→ Instruction 1
In the passage on admissible subcategories, can you print the text from "Definition 13.40.1. Let" up to and including "[Section 1, Bondal-Kapranov]."?
→ Instruction 2
Does the passage on admissible subcategories agree with each of these statements: (a) Lemma 13.40.2 requires the full subcategory to be invariant under all shifts; (b) the reference given for the section is Bondal-Kapranov; (c) Lemma 13.40.2 is stated for an additive category? Answer yes or no for each and quote the words of the passage that decide it.

── Document passage ──

Definition 13.40.1. Let \mathcal{D} be an additive category. Let \mathcal{A} \subset \mathcal{D} be a full subcategory. The right orthogonal \mathcal{A}^\perp of \mathcal{A} is the full subcategory consisting of the objects X of \mathcal{D} such that \mathop{\mathrm{Hom}}\nolimits (A, X) = 0 for all A \in \mathop{\mathrm{Ob}}\nolimits (\mathcal{A}). The left orthogonal {}^\perp \mathcal{A} of \mathcal{A} is the full subcategory consisting of the objects X of \mathcal{D} such that \mathop{\mathrm{Hom}}\nolimits (X, A) = 0 for all A \in \mathop{\mathrm{Ob}}\nolimits (\mathcal{A}).
13.40 Admissible subcategories
A reference for this section is [Section 1, Bondal-Kapranov].
Lemma 13.40.2. Let \mathcal{D} be a triangulated category. Let \mathcal{A} \subset \mathcal{D} be a full subcategory invariant under all shifts. Consider a distinguished triangle
X \to Y \to Z \to X[1]
of \mathcal{D}. The following are equivalent
Z is in \mathcal{A}^\perp , and
\mathop{\mathrm{Hom}}\nolimits (A, X) = \mathop{\mathrm{Hom}}\nolimits (A, Y) for all A \in \mathop{\mathrm{Ob}}\nolimits (\mathcal{A}).
Proof. By Lemma 13.4.2 the functor \mathop{\mathrm{Hom}}\nolimits (A, -) is homological and hence we get a long exact sequence as in (13.3.5.1). Assume (1) and let A \in \mathop{\mathrm{Ob}}\nolimits (\mathcal{A}). Then we consider the exact sequence
\mathop{\mathrm{Hom}}\nolimits (A[1], Z) \to \mathop{\mathrm{Hom}}\nolimits (A, X) \to \mathop{\mathrm{Hom}}\nolimits (A, Y) \to \mathop{\mathrm{Hom}}\nolimits (A, Z)

───
── Given records ──

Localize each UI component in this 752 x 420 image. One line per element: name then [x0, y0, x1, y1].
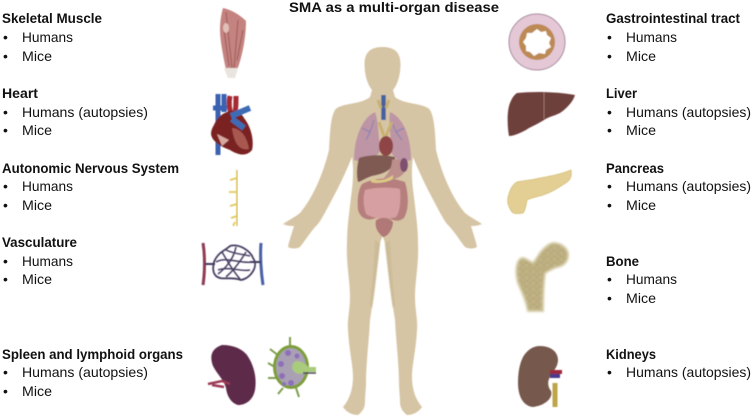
icon: femur	[516, 243, 568, 311]
bladder and rectum	[376, 218, 393, 237]
pancreas list: Humans (autopsies)	[626, 178, 751, 194]
trachea and thyroid	[381, 95, 386, 120]
spleen and lymphoid organs list: Mice	[22, 383, 52, 399]
vasculature list: Humans	[22, 253, 73, 269]
internal liver	[357, 155, 395, 182]
panel: liver	[508, 85, 751, 138]
liver list: •	[607, 122, 612, 138]
vasculature list	[3, 253, 73, 287]
small intestine	[364, 188, 400, 219]
skeletal muscle list: Humans	[22, 29, 73, 45]
gastrointestinal tract list: •	[607, 48, 612, 64]
gastrointestinal tract heading: Gastrointestinal tract	[606, 10, 740, 26]
panel: bone	[516, 243, 677, 311]
autonomic nervous system list	[3, 178, 73, 213]
skeletal muscle heading: Skeletal Muscle	[2, 10, 102, 26]
lungs	[354, 112, 411, 161]
body silhouette	[283, 47, 482, 415]
kidneys list: Humans (autopsies)	[626, 364, 751, 380]
bone list: Humans	[626, 271, 677, 287]
internal pancreas	[371, 175, 393, 183]
vasculature list: •	[3, 271, 8, 287]
panel: vasculature	[2, 234, 263, 287]
skeletal muscle list: Mice	[22, 48, 52, 64]
skeletal muscle list: •	[3, 29, 8, 45]
vasculature list: Mice	[22, 271, 52, 287]
bronchi	[362, 120, 404, 140]
spleen and lymphoid organs list: •	[3, 383, 8, 399]
autonomic nervous system list: Humans	[22, 178, 73, 194]
panel: spleen and lymphoid organs	[2, 337, 316, 405]
liver list: Humans (autopsies)	[626, 104, 751, 120]
bone list	[607, 271, 677, 306]
icon: nerve chain	[229, 170, 237, 226]
large intestine	[358, 178, 408, 221]
bone list: Mice	[626, 290, 656, 306]
spleen and lymphoid organs list: Humans (autopsies)	[22, 364, 148, 380]
vasculature list: •	[3, 253, 8, 269]
bone list: •	[607, 290, 612, 306]
pancreas list: •	[607, 197, 612, 213]
gastrointestinal tract list: •	[607, 29, 612, 45]
liver heading: Liver	[606, 85, 638, 101]
icon: pancreas	[508, 170, 571, 214]
icon: spleen	[208, 345, 256, 405]
spleen and lymphoid organs list	[3, 364, 148, 399]
bone heading: Bone	[606, 253, 639, 269]
liver list: Mice	[626, 122, 656, 138]
panel: pancreas	[508, 160, 751, 214]
vasculature heading: Vasculature	[2, 234, 77, 250]
kidneys list: •	[607, 364, 612, 380]
heart list: Humans (autopsies)	[22, 104, 148, 120]
panel: autonomic nervous system	[2, 160, 237, 226]
skeletal muscle list: •	[3, 48, 8, 64]
panel: skeletal muscle	[2, 8, 246, 78]
gastrointestinal tract list	[607, 29, 677, 64]
kidneys heading: Kidneys	[606, 346, 656, 362]
internal spleen	[400, 158, 408, 172]
gastrointestinal tract list: Mice	[626, 48, 656, 64]
autonomic nervous system list: Mice	[22, 197, 52, 213]
pancreas list	[607, 178, 751, 213]
panel: kidneys	[518, 346, 751, 407]
pancreas list: •	[607, 178, 612, 194]
icon: liver	[508, 92, 575, 136]
inner leg shading	[370, 240, 395, 308]
autonomic nervous system list: •	[3, 178, 8, 194]
heart list: Mice	[22, 122, 52, 138]
gastrointestinal tract list: Humans	[626, 29, 677, 45]
internal stomach	[382, 159, 405, 180]
pancreas heading: Pancreas	[606, 160, 664, 176]
internal heart	[379, 136, 393, 156]
icon: heart	[211, 94, 253, 155]
heart heading: Heart	[2, 85, 38, 101]
heart list: •	[3, 122, 8, 138]
spleen and lymphoid organs heading: Spleen and lymphoid organs	[2, 346, 183, 362]
liver list	[607, 104, 751, 138]
autonomic nervous system list: •	[3, 197, 8, 213]
heart list	[3, 104, 148, 138]
bone list: •	[607, 271, 612, 287]
icon: capillary bed	[203, 243, 263, 285]
pancreas list: Mice	[626, 197, 656, 213]
human body figure	[283, 47, 482, 415]
icon: intestine cross section	[509, 14, 565, 70]
spleen and lymphoid organs list: •	[3, 364, 8, 380]
panel: heart	[2, 85, 253, 155]
liver list: •	[607, 104, 612, 120]
icon: kidney	[518, 346, 562, 407]
icon: lymph node	[268, 337, 316, 397]
icon: thigh muscle	[220, 8, 246, 78]
panel: gastrointestinal tract	[509, 10, 740, 70]
autonomic nervous system heading: Autonomic Nervous System	[2, 160, 179, 176]
skeletal muscle list	[3, 29, 73, 64]
heart list: •	[3, 104, 8, 120]
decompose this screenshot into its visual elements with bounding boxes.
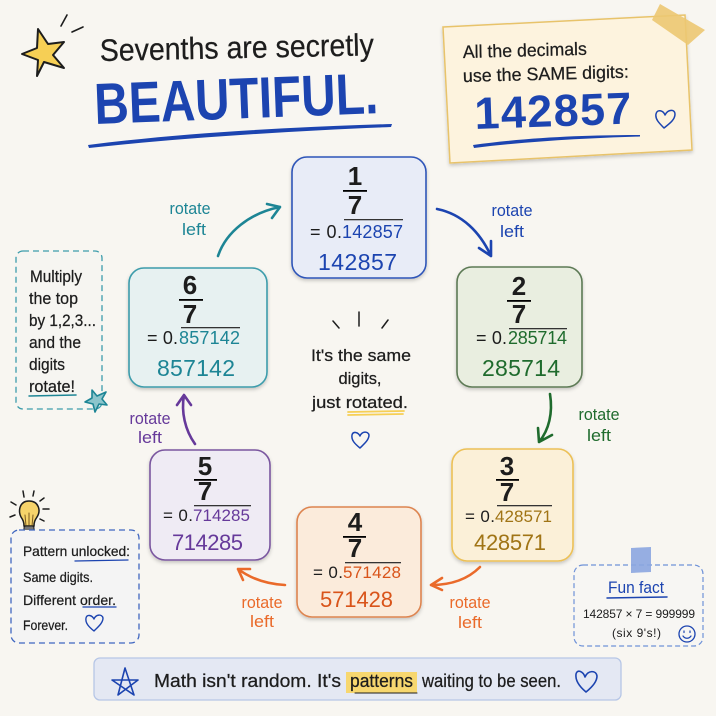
arrow: 5 to 6 <box>130 395 195 447</box>
icon: heart <box>576 671 597 692</box>
tape <box>631 547 651 573</box>
title: Sevenths are secretly <box>99 27 375 68</box>
center message: It's the same <box>311 346 411 365</box>
icon: lightbulb <box>10 491 49 534</box>
card: 1/7: 142857 <box>342 222 403 242</box>
title: BEAUTIFUL. <box>93 61 379 137</box>
callout: multiply: the top <box>29 289 78 308</box>
note: same digits: use the SAME digits: <box>463 62 629 86</box>
card: 5/7: 5 <box>198 451 212 481</box>
card: 2/7: 7 <box>512 299 526 329</box>
card: 4/7: 571428 <box>343 563 401 582</box>
callout: fun fact: (six 9's!) <box>612 626 661 640</box>
icon: heart <box>86 615 103 631</box>
banner: bottom message: Math isn't random. It's <box>154 671 341 691</box>
arrow: 3 to 4: left <box>458 613 482 632</box>
card: 2/7: 2 <box>512 271 526 301</box>
card: 3/7: 7 <box>500 477 514 507</box>
highlight: patterns: patterns <box>350 671 413 691</box>
card: 1/7: 7 <box>348 190 362 220</box>
card: 5/7: = 0. <box>163 506 193 525</box>
callout: multiply <box>16 251 107 412</box>
card: 3/7: 428571 <box>495 507 552 526</box>
arrow: 3 to 4 <box>431 567 490 632</box>
card: 4/7: 571428 <box>320 587 393 612</box>
card: 4/7: 4 <box>348 507 363 537</box>
card: 6/7: = 0. <box>147 328 178 348</box>
card: 6/7 <box>129 268 267 387</box>
tape <box>652 4 705 45</box>
card: 1/7: 142857 <box>318 249 397 275</box>
card: 2/7: 285714 <box>508 328 567 348</box>
card: 6/7: 7 <box>183 299 197 329</box>
arrow: 2 to 3 <box>538 394 620 445</box>
callout: pattern unlocked: Forever. <box>23 617 68 633</box>
note: same digits: 142857 <box>474 83 632 139</box>
card: 5/7 <box>150 450 270 560</box>
center message <box>311 312 411 448</box>
card: 2/7: = 0. <box>476 328 507 348</box>
icon: star <box>112 668 138 695</box>
card: 3/7 <box>452 449 573 561</box>
banner: bottom message <box>94 658 621 700</box>
arrow: 5 to 6: left <box>138 428 162 447</box>
arrow: 1 to 2: rotate <box>492 201 532 220</box>
callout: pattern unlocked <box>11 530 139 643</box>
arrow: 4 to 5: rotate <box>242 593 282 612</box>
arrow: 2 to 3: rotate <box>578 405 620 424</box>
callout: multiply: digits <box>29 355 65 374</box>
icon: yellow star <box>22 15 83 76</box>
callout: multiply: Multiply <box>30 267 82 286</box>
card: 3/7: 3 <box>500 451 514 481</box>
card: 6/7: 857142 <box>157 355 235 381</box>
note: same digits: All the decimals <box>463 39 587 62</box>
arrow: 6 to 1 <box>170 199 280 256</box>
callout: multiply: and the <box>29 333 81 352</box>
card: 3/7: 428571 <box>474 530 546 555</box>
card: 4/7: 7 <box>348 533 362 563</box>
callout: fun fact: 142857 × 7 = 999999 <box>583 607 695 621</box>
center message: digits, <box>338 369 382 388</box>
note: same digits <box>443 4 705 163</box>
card: 4/7: = 0. <box>313 563 343 582</box>
card: 5/7: 7 <box>198 476 212 506</box>
icon: heart <box>656 110 675 128</box>
icon: smile <box>679 626 695 642</box>
title <box>88 27 392 148</box>
arrow: 1 to 2: left <box>500 222 524 241</box>
callout: fun fact <box>574 547 703 646</box>
card: 1/7: 1 <box>348 161 362 191</box>
icon: teal star <box>85 390 107 412</box>
callout: multiply: by 1,2,3... <box>29 311 96 330</box>
card: 6/7: 6 <box>183 270 197 300</box>
card: 5/7: 714285 <box>172 530 243 555</box>
card: 2/7 <box>457 267 582 387</box>
card: 1/7 <box>292 157 426 278</box>
card: 5/7: 714285 <box>193 506 250 525</box>
arrow: 2 to 3: left <box>587 426 611 445</box>
callout: pattern unlocked: Different order. <box>23 592 116 608</box>
card: 1/7: = 0. <box>310 222 342 242</box>
callout: multiply: rotate! <box>29 377 75 396</box>
card: 4/7 <box>297 507 421 617</box>
arrow: 4 to 5 <box>238 569 285 631</box>
card: 3/7: = 0. <box>465 507 495 526</box>
card: 2/7: 285714 <box>482 355 560 381</box>
arrow: 6 to 1: rotate <box>170 199 210 218</box>
arrow: 4 to 5: left <box>250 612 274 631</box>
callout: fun fact: Fun fact <box>608 578 664 597</box>
center message: just rotated. <box>311 393 408 412</box>
card: 6/7: 857142 <box>179 328 240 348</box>
arrow: 6 to 1: left <box>182 220 206 239</box>
callout: pattern unlocked: Same digits. <box>23 569 93 585</box>
arrow: 1 to 2 <box>437 201 532 256</box>
banner: bottom message: waiting to be seen. <box>421 671 561 691</box>
icon: heart <box>352 432 369 448</box>
arrow: 3 to 4: rotate <box>450 593 490 612</box>
callout: pattern unlocked: Pattern unlocked: <box>23 543 130 559</box>
arrow: 5 to 6: rotate <box>130 409 170 428</box>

───

→ Written reply 1
Definition 13.40.1. Let \mathcal{D} be an additive category. Let \mathcal{A} \subset \mathcal{D} be a full subcategory. The right orthogonal \mathcal{A}^\perp of \mathcal{A} is the full subcategory consisting of the objects X of \mathcal{D} such that \mathop{\mathrm{Hom}}\nolimits (A, X) = 0 for all A \in \mathop{\mathrm{Ob}}\nolimits (\mathcal{A}). The left orthogonal {}^\perp \mathcal{A} of \mathcal{A} is the full subcategory consisting of the objects X of \mathcal{D} such that \mathop{\mathrm{Hom}}\nolimits (X, A) = 0 for all A \in \mathop{\mathrm{Ob}}\nolimits (\mathcal{A}).
13.40 Admissible subcategories
A reference for this section is [Section 1, Bondal-Kapranov].

→ Written reply 2
(a) Yes: "Let \mathcal{A} \subset \mathcal{D} be a full subcategory invariant under all shifts."
(b) Yes: "A reference for this section is [Section 1, Bondal-Kapranov]."
(c) No: "Let \mathcal{D} be a triangulated category."